[THE TASK]: Write out each line in which the string "wypowiedzenie" is present.

Dataset records
⁂

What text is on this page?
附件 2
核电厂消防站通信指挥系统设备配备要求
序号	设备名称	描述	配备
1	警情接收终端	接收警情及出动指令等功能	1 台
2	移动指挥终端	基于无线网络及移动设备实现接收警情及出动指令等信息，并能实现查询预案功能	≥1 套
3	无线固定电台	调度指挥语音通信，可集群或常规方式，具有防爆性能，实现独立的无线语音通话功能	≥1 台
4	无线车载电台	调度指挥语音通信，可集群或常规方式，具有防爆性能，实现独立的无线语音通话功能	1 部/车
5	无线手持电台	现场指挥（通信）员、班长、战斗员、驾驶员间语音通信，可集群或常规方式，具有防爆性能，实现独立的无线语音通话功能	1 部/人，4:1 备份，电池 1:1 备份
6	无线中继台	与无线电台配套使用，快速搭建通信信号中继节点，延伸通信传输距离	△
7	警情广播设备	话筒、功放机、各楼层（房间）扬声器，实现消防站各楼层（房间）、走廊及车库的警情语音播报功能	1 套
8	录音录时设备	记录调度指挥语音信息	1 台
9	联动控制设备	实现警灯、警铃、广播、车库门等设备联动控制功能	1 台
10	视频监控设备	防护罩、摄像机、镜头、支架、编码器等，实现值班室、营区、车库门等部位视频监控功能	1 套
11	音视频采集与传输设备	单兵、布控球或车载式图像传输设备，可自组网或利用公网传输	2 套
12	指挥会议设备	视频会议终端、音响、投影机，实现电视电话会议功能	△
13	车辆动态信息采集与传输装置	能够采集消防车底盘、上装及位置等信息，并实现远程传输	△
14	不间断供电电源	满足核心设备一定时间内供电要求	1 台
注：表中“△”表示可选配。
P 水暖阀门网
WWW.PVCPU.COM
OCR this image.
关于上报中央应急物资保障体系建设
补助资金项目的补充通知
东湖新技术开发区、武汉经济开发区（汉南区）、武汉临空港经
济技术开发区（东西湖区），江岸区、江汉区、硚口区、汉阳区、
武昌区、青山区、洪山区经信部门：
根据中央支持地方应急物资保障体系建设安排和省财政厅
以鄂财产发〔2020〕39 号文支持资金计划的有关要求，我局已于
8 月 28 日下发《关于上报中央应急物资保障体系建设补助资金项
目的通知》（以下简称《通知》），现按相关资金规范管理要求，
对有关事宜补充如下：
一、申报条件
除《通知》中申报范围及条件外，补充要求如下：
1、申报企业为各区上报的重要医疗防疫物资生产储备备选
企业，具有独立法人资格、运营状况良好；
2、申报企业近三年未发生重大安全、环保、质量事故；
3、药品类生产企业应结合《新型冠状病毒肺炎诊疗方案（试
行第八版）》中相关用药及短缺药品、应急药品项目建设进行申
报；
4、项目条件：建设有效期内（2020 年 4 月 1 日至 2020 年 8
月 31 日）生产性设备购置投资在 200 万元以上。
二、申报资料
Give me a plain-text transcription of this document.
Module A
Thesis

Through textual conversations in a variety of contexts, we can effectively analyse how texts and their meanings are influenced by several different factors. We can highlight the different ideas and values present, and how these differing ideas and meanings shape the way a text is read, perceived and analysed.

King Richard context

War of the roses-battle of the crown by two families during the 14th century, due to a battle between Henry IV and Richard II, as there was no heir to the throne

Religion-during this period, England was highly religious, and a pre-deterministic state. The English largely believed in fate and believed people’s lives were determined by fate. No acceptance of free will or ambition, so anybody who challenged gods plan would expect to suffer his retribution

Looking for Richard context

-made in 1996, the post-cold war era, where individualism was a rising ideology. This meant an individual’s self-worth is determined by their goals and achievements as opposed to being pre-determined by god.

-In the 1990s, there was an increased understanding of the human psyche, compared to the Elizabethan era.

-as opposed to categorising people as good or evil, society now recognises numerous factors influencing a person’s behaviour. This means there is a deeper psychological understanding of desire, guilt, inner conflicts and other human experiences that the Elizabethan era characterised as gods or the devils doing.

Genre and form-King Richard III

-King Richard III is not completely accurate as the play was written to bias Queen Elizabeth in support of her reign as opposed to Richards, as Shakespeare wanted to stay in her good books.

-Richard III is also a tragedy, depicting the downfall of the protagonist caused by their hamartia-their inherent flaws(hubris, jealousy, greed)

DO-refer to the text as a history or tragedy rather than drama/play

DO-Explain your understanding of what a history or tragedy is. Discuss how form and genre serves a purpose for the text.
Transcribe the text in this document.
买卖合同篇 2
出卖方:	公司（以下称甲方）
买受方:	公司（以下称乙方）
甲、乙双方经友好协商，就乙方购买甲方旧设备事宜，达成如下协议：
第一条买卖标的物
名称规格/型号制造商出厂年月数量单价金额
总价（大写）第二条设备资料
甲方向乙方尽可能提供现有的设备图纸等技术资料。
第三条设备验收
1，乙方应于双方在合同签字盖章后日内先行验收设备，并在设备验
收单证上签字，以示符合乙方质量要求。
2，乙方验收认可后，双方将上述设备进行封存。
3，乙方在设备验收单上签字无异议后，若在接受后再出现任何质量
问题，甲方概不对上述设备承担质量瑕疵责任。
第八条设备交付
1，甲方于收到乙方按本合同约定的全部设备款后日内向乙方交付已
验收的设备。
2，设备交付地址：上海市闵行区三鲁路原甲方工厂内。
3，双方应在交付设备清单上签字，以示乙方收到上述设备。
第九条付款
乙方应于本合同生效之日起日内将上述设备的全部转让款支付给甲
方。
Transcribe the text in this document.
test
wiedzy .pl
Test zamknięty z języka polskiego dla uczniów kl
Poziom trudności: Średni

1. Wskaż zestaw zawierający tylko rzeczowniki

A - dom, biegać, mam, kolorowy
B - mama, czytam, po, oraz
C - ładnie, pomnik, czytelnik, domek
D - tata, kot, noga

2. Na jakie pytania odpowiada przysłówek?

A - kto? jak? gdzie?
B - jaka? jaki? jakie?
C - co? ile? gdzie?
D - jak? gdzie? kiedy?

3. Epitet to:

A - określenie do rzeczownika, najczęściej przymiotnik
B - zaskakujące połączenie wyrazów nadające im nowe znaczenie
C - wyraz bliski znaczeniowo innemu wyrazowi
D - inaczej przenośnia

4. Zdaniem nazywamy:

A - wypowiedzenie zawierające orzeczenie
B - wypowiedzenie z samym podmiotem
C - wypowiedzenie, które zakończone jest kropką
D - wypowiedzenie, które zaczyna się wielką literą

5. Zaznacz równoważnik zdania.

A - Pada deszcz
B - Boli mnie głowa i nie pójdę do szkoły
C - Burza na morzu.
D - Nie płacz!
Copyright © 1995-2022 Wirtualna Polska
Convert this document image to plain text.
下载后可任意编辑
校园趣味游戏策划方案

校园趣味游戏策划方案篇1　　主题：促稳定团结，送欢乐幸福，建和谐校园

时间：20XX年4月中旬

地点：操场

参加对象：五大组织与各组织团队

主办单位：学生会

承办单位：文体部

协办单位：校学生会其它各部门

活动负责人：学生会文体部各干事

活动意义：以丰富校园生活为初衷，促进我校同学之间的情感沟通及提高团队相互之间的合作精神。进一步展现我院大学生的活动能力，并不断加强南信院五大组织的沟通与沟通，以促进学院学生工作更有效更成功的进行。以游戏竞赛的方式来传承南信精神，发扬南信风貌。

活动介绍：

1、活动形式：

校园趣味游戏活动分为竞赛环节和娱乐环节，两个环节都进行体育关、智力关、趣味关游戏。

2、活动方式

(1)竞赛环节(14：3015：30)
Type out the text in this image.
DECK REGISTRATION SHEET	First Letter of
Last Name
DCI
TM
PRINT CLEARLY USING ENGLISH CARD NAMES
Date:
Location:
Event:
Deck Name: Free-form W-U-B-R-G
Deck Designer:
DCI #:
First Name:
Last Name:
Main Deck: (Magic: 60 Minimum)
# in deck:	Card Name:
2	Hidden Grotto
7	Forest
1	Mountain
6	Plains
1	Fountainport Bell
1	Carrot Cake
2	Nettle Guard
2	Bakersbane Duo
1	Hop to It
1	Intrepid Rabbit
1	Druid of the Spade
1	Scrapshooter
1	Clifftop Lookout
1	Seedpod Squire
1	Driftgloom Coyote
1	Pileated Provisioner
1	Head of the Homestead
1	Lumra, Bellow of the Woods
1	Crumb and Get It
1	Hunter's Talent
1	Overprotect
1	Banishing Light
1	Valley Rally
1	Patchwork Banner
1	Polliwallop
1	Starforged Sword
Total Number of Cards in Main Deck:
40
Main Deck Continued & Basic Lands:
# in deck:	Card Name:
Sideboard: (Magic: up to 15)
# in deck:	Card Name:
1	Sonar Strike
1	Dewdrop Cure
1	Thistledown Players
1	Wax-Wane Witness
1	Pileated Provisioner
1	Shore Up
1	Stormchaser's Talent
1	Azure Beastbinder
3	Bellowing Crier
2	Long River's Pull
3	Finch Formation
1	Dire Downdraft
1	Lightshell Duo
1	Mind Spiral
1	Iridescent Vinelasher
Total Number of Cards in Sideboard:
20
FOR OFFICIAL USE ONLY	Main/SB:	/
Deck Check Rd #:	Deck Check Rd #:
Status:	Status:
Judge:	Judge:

⁂

[RESULT FOR THIS EXERCISE]:
A - wypowiedzenie zawierające orzeczenie
B - wypowiedzenie z samym podmiotem
C - wypowiedzenie, które zakończone jest kropką
D - wypowiedzenie, które zaczyna się wielką literą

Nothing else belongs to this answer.